━━━ Selected passage ━━━

# Harvest Time.



## matefrio (Oct 5, 2011)

9 kits born this summer and it was time to harvest them.


----------



## Ms. Research (Oct 5, 2011)

Thanks so much for showing your method of butchering a rabbit.  Interesting.  I did catfish like that.


----------



## Hickoryneck (Oct 5, 2011)

At what weight do you process them? I like the umm not sure what you call it but the thing that kills the rabbit.


----------



## matefrio (Oct 5, 2011)

Hickoryneck said:
			
		

> At what weight do you process them? I like the umm not sure what you call it but the thing that kills the rabbit.


When they average 5lbs. or between 8 and 11 weeks old.  This summer was hot and they didn't make weight so they're a bit older than I'd have liked.

The thing I used to dispatch them was one of these:  http://www.therabbitwringer.com/  It's the first time using it and it's much easier than brooming them and worth it if you're going to butcher a bunch at a time.

━━━

Problems to solve:
(a) Repeat the rabbit harvest thread from "When they average" to "bunch at a time.", swapping "hot" for "dry".
(b) List each distinct username that posts in the rabbit harvest thread.
(c) Write what comes next in the rabbit harvest thread, starting after its final sentence.

━━━ Dataset rows ━━━

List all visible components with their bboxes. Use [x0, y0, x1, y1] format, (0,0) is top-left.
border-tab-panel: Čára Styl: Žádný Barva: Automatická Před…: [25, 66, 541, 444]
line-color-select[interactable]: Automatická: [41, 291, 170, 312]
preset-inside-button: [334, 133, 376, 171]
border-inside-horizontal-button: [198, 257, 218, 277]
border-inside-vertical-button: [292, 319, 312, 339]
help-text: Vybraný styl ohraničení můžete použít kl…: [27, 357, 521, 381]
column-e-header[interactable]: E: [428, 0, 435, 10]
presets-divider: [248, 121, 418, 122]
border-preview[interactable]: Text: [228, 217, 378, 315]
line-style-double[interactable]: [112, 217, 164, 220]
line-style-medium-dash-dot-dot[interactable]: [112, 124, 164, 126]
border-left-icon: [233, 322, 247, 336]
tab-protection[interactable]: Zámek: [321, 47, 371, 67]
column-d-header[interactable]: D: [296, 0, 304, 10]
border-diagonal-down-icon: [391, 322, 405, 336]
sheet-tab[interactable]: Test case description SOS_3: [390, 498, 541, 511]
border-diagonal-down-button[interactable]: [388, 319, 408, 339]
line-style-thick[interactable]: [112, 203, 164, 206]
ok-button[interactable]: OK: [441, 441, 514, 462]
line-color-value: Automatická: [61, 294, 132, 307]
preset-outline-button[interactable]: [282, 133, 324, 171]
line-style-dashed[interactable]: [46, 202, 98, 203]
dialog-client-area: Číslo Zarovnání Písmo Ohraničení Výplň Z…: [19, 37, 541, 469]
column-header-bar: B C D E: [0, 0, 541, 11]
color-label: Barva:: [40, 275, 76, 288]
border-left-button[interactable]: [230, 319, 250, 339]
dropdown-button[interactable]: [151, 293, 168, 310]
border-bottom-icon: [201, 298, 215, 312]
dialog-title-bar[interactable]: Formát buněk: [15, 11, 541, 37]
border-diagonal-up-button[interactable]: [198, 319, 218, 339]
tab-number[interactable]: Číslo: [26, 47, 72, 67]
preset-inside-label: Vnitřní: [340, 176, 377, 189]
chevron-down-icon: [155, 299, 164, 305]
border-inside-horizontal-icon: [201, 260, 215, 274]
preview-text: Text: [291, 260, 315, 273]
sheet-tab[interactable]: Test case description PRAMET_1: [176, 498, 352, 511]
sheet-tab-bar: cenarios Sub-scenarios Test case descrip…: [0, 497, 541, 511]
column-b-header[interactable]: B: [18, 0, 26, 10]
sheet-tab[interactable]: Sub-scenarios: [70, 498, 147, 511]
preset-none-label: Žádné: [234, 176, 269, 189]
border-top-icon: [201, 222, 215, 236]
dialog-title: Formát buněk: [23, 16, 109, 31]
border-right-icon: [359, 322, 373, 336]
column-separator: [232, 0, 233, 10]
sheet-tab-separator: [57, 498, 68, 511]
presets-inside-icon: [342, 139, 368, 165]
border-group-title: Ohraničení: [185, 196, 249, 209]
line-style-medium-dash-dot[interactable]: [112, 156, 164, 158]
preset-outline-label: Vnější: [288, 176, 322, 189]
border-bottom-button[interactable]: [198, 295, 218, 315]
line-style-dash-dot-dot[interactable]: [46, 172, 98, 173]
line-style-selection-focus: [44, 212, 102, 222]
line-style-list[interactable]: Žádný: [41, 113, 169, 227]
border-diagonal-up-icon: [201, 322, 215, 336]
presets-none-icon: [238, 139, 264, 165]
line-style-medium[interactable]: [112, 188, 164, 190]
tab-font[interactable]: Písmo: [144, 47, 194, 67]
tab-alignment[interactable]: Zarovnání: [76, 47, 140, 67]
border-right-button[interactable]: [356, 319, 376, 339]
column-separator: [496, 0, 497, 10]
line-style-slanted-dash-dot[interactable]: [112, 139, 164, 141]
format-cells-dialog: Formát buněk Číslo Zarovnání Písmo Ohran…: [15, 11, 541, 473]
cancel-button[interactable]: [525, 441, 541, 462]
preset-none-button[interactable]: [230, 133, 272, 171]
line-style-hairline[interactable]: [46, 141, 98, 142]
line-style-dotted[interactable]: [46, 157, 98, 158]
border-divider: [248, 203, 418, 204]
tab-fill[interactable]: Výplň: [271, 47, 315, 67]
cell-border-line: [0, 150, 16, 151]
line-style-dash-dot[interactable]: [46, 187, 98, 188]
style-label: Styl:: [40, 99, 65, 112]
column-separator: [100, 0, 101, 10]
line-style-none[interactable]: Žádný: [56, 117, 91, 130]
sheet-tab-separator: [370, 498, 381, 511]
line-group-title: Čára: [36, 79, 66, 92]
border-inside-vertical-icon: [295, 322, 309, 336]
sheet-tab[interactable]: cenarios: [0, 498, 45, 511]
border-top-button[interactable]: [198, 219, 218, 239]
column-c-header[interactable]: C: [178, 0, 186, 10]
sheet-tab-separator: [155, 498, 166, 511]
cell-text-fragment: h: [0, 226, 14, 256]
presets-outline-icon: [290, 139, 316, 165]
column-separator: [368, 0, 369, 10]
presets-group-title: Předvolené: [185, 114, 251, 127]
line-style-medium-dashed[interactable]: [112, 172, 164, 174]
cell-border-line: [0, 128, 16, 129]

━━━

Answers by task:
(a)
When they average 5lbs. or between 8 and 11 weeks old.  This summer was dry and they didn't make weight so they're a bit older than I'd have liked.

The thing I used to dispatch them was one of these:  http://www.therabbitwringer.com/  It's the first time using it and it's much easier than brooming them and worth it if you're going to butcher a bunch at a time.

(b) matefrio, Ms. Research, Hickoryneck

(c)
----------



## doubled (Oct 5, 2011)

MATEFRIO wish you were near me in Melbourne, Fla I can't find Cali's anywhere. Good looking bunch.


----------



## matefrio (Oct 5, 2011)

doubled said:
			
		

> MATEFRIO wish you were near me in Melbourne, Fla I can't find Cali's anywhere. Good looking bunch.


Figures, I can't get the bread of rabbits called flordians.  I'd love to have them as I think they'd work out better than these large Cali's in my setup.  Cali's aren't an issue here.  Tons of places have them.  

Have you checked craigslist?

http://melbourne.craigslist.com.au/grd/2551141332.html


----------



## doubled (Oct 6, 2011)

matefrio said:
			
		

> doubled said:
> 
> 
> 
> ...


Now that's weird, I look at Craigs list almost every day, I type in Rabbits and I have never seen that ad, Thanks. I got white hair guess the eyes or brain is going now     Thanks again I will cal them tomorrow.


----------



## AZ Rabbits (Oct 10, 2011)

Great photos! Thanks for posting.

I use the Rabbit Wringer as well (actually, I use the cheaper Rabbit Wrangler which is just the unfinished non-stainless version... I'm cheap). Makes it very efficient and works great with chickens too, but you have to hold the heads of chickens while using it or their heads slip through.


----------



## texcalkas (Oct 12, 2011)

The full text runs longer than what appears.